▶ [Exercise prompt]:
Without the pictures, give the entries below again exactly as written.

━━ Supplied information ━━

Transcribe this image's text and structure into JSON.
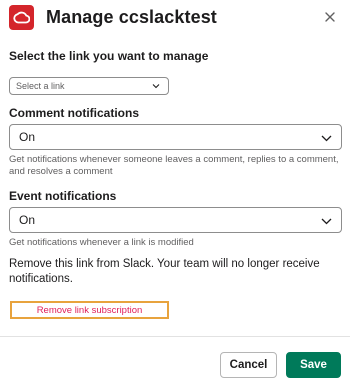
{
  "dialog": {
    "title": "Manage ccslacktest",
    "app_icon": "adobe-creative-cloud-icon",
    "close_icon": "close-icon",
    "brand_color": "#d4252b"
  },
  "link_select": {
    "label": "Select the link you want to manage",
    "value": "Select a link"
  },
  "comment_notifications": {
    "label": "Comment notifications",
    "value": "On",
    "help": "Get notifications whenever someone leaves a comment, replies to a comment, and resolves a comment"
  },
  "event_notifications": {
    "label": "Event notifications",
    "value": "On",
    "help": "Get notifications whenever a link is modified"
  },
  "remove": {
    "description": "Remove this link from Slack. Your team will no longer receive notifications.",
    "link_label": "Remove link subscription",
    "link_color": "#e01e5a",
    "highlight_color": "#e8a33d"
  },
  "footer": {
    "cancel_label": "Cancel",
    "save_label": "Save",
    "save_color": "#007a5a"
  }
}
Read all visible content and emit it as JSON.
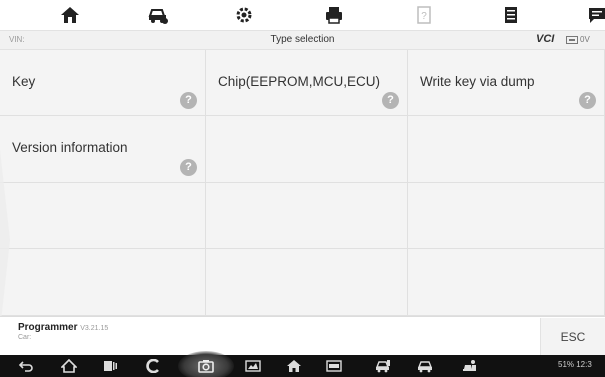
{
  "toolbar": {
    "icons": [
      "home-icon",
      "vehicle-icon",
      "settings-icon",
      "print-icon",
      "help-icon",
      "data-icon",
      "message-icon"
    ]
  },
  "header": {
    "vin_label": "VIN:",
    "title": "Type selection",
    "vci_label": "VCI",
    "battery_text": "0V"
  },
  "grid": {
    "items": [
      {
        "label": "Key",
        "help": "?"
      },
      {
        "label": "Chip(EEPROM,MCU,ECU)",
        "help": "?"
      },
      {
        "label": "Write key via dump",
        "help": "?"
      },
      {
        "label": "Version information",
        "help": "?"
      }
    ]
  },
  "footer": {
    "app_name": "Programmer",
    "app_version": "V3.21.15",
    "car_label": "Car:",
    "esc_label": "ESC"
  },
  "navbar": {
    "icons": [
      "back-icon",
      "home-icon",
      "recent-apps-icon",
      "chrome-icon",
      "camera-icon",
      "screenshot-icon",
      "home-icon",
      "vci-icon",
      "car-repair-icon",
      "car-icon",
      "car-person-icon"
    ],
    "status": "51% 12:3"
  },
  "colors": {
    "grid_bg": "#f4f4f4",
    "help_bg": "#b4b4b4",
    "navbar_bg": "#111111"
  }
}
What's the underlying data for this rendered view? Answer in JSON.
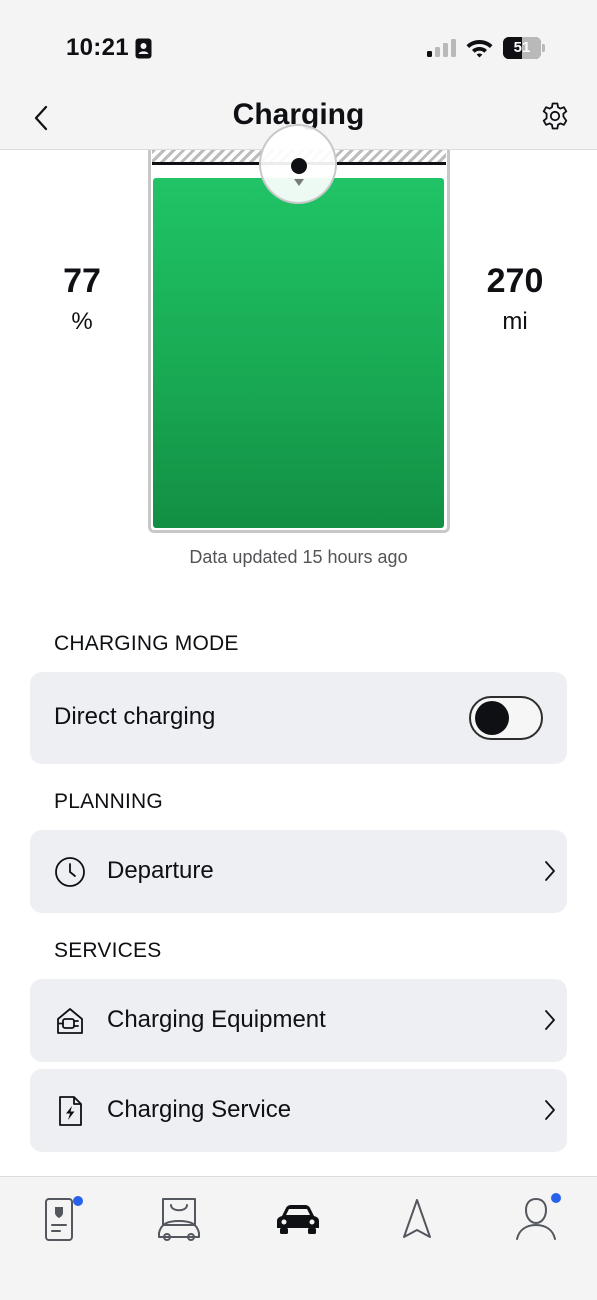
{
  "status_bar": {
    "time": "10:21",
    "battery_level": "51",
    "battery_fraction": 0.51,
    "icons": [
      "id-card-icon",
      "cellular-signal-icon",
      "wifi-icon",
      "battery-icon"
    ]
  },
  "header": {
    "title": "Charging",
    "back_icon": "chevron-left-icon",
    "settings_icon": "gear-icon"
  },
  "battery_status": {
    "state_of_charge": "77",
    "state_of_charge_unit": "%",
    "range": "270",
    "range_unit": "mi",
    "charge_fraction": 0.77,
    "fill_color": "#1fb95d",
    "updated_text": "Data updated 15 hours ago"
  },
  "charging_mode": {
    "section_title": "CHARGING MODE",
    "direct_charging_label": "Direct charging",
    "direct_charging_enabled": false
  },
  "planning": {
    "section_title": "PLANNING",
    "departure_label": "Departure",
    "departure_icon": "clock-icon"
  },
  "services": {
    "section_title": "SERVICES",
    "items": [
      {
        "label": "Charging Equipment",
        "icon": "charging-equipment-icon"
      },
      {
        "label": "Charging Service",
        "icon": "charging-service-document-icon"
      }
    ]
  },
  "tab_bar": {
    "accent_color": "#2762ec",
    "tabs": [
      {
        "icon": "phone-key-icon",
        "active": false,
        "badge": true
      },
      {
        "icon": "shop-icon",
        "active": false,
        "badge": false
      },
      {
        "icon": "car-icon",
        "active": true,
        "badge": false
      },
      {
        "icon": "navigation-arrow-icon",
        "active": false,
        "badge": false
      },
      {
        "icon": "profile-icon",
        "active": false,
        "badge": true
      }
    ]
  }
}
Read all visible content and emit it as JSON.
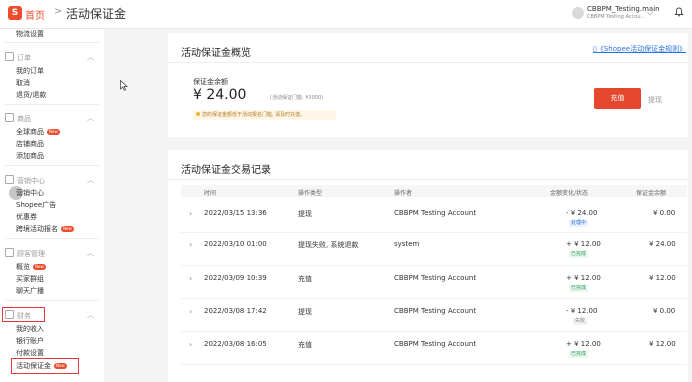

━━━

▶ [Result of the exercise]:
Transcribe this image's text and structure into JSON.
{
  "dialog": {
    "title": "Manage ccslacktest",
    "app_icon": "adobe-creative-cloud-icon",
    "close_icon": "close-icon",
    "brand_color": "#d4252b"
  },
  "link_select": {
    "label": "Select the link you want to manage",
    "value": "Select a link"
  },
  "comment_notifications": {
    "label": "Comment notifications",
    "value": "On",
    "help": "Get notifications whenever someone leaves a comment, replies to a comment, and resolves a comment"
  },
  "event_notifications": {
    "label": "Event notifications",
    "value": "On",
    "help": "Get notifications whenever a link is modified"
  },
  "remove": {
    "description": "Remove this link from Slack. Your team will no longer receive notifications.",
    "link_label": "Remove link subscription",
    "link_color": "#e01e5a",
    "highlight_color": "#e8a33d"
  },
  "footer": {
    "cancel_label": "Cancel",
    "save_label": "Save",
    "save_color": "#007a5a"
  }
}
Read all visible content and emit it as JSON.
{
  "toolbar": {
    "icons": [
      "home-icon",
      "vehicle-icon",
      "settings-icon",
      "print-icon",
      "help-icon",
      "data-icon",
      "message-icon"
    ]
  },
  "header": {
    "vin_label": "VIN:",
    "title": "Type selection",
    "vci_label": "VCI",
    "battery_text": "0V"
  },
  "grid": {
    "items": [
      {
        "label": "Key",
        "help": "?"
      },
      {
        "label": "Chip(EEPROM,MCU,ECU)",
        "help": "?"
      },
      {
        "label": "Write key via dump",
        "help": "?"
      },
      {
        "label": "Version information",
        "help": "?"
      }
    ]
  },
  "footer": {
    "app_name": "Programmer",
    "app_version": "V3.21.15",
    "car_label": "Car:",
    "esc_label": "ESC"
  },
  "navbar": {
    "icons": [
      "back-icon",
      "home-icon",
      "recent-apps-icon",
      "chrome-icon",
      "camera-icon",
      "screenshot-icon",
      "home-icon",
      "vci-icon",
      "car-repair-icon",
      "car-icon",
      "car-person-icon"
    ],
    "status": "51% 12:3"
  },
  "colors": {
    "grid_bg": "#f4f4f4",
    "help_bg": "#b4b4b4",
    "navbar_bg": "#111111"
  }
}
What's the underlying data for this rendered view? Answer in JSON.
{
  "status_bar": {
    "time": "10:21",
    "battery_level": "51",
    "battery_fraction": 0.51,
    "icons": [
      "id-card-icon",
      "cellular-signal-icon",
      "wifi-icon",
      "battery-icon"
    ]
  },
  "header": {
    "title": "Charging",
    "back_icon": "chevron-left-icon",
    "settings_icon": "gear-icon"
  },
  "battery_status": {
    "state_of_charge": "77",
    "state_of_charge_unit": "%",
    "range": "270",
    "range_unit": "mi",
    "charge_fraction": 0.77,
    "fill_color": "#1fb95d",
    "updated_text": "Data updated 15 hours ago"
  },
  "charging_mode": {
    "section_title": "CHARGING MODE",
    "direct_charging_label": "Direct charging",
    "direct_charging_enabled": false
  },
  "planning": {
    "section_title": "PLANNING",
    "departure_label": "Departure",
    "departure_icon": "clock-icon"
  },
  "services": {
    "section_title": "SERVICES",
    "items": [
      {
        "label": "Charging Equipment",
        "icon": "charging-equipment-icon"
      },
      {
        "label": "Charging Service",
        "icon": "charging-service-document-icon"
      }
    ]
  },
  "tab_bar": {
    "accent_color": "#2762ec",
    "tabs": [
      {
        "icon": "phone-key-icon",
        "active": false,
        "badge": true
      },
      {
        "icon": "shop-icon",
        "active": false,
        "badge": false
      },
      {
        "icon": "car-icon",
        "active": true,
        "badge": false
      },
      {
        "icon": "navigation-arrow-icon",
        "active": false,
        "badge": false
      },
      {
        "icon": "profile-icon",
        "active": false,
        "badge": true
      }
    ]
  }
}
Read all visible content and emit it as JSON.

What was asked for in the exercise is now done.